# [Problem]
Copy each line of the listing below exactly.

--- begin ---

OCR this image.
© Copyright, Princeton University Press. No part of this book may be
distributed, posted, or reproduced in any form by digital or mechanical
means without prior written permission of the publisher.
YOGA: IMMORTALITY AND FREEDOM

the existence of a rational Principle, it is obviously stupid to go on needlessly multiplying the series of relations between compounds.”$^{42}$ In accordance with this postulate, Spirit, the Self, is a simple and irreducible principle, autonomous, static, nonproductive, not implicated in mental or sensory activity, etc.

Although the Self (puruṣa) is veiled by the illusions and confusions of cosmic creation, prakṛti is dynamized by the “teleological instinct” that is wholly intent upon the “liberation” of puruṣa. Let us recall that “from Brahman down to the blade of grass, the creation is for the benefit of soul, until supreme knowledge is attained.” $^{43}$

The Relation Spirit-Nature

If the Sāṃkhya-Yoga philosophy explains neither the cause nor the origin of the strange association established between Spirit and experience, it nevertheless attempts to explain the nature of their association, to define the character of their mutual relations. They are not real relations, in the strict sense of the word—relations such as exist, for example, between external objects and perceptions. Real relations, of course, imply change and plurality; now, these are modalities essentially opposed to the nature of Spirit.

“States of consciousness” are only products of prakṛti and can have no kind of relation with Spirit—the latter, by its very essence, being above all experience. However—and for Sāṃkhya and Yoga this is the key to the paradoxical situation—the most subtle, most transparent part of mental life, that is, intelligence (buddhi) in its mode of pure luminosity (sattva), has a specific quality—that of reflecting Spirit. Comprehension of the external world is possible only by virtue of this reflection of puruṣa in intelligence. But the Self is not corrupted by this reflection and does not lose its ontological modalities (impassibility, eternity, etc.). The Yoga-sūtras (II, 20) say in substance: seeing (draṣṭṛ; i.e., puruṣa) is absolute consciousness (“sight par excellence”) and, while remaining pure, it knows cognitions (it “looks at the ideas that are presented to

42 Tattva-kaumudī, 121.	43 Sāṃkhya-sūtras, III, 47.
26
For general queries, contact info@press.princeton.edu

--- end ---

# [Answer to the exercise]
OCR this image.
© Copyright, Princeton University Press. No part of this book may be
distributed, posted, or reproduced in any form by digital or mechanical
means without prior written permission of the publisher.
YOGA: IMMORTALITY AND FREEDOM

the existence of a rational Principle, it is obviously stupid to go on needlessly multiplying the series of relations between compounds.”$^{42}$ In accordance with this postulate, Spirit, the Self, is a simple and irreducible principle, autonomous, static, nonproductive, not implicated in mental or sensory activity, etc.

Although the Self (puruṣa) is veiled by the illusions and confusions of cosmic creation, prakṛti is dynamized by the “teleological instinct” that is wholly intent upon the “liberation” of puruṣa. Let us recall that “from Brahman down to the blade of grass, the creation is for the benefit of soul, until supreme knowledge is attained.” $^{43}$

The Relation Spirit-Nature

If the Sāṃkhya-Yoga philosophy explains neither the cause nor the origin of the strange association established between Spirit and experience, it nevertheless attempts to explain the nature of their association, to define the character of their mutual relations. They are not real relations, in the strict sense of the word—relations such as exist, for example, between external objects and perceptions. Real relations, of course, imply change and plurality; now, these are modalities essentially opposed to the nature of Spirit.

“States of consciousness” are only products of prakṛti and can have no kind of relation with Spirit—the latter, by its very essence, being above all experience. However—and for Sāṃkhya and Yoga this is the key to the paradoxical situation—the most subtle, most transparent part of mental life, that is, intelligence (buddhi) in its mode of pure luminosity (sattva), has a specific quality—that of reflecting Spirit. Comprehension of the external world is possible only by virtue of this reflection of puruṣa in intelligence. But the Self is not corrupted by this reflection and does not lose its ontological modalities (impassibility, eternity, etc.). The Yoga-sūtras (II, 20) say in substance: seeing (draṣṭṛ; i.e., puruṣa) is absolute consciousness (“sight par excellence”) and, while remaining pure, it knows cognitions (it “looks at the ideas that are presented to

42 Tattva-kaumudī, 121.	43 Sāṃkhya-sūtras, III, 47.
26
For general queries, contact info@press.princeton.edu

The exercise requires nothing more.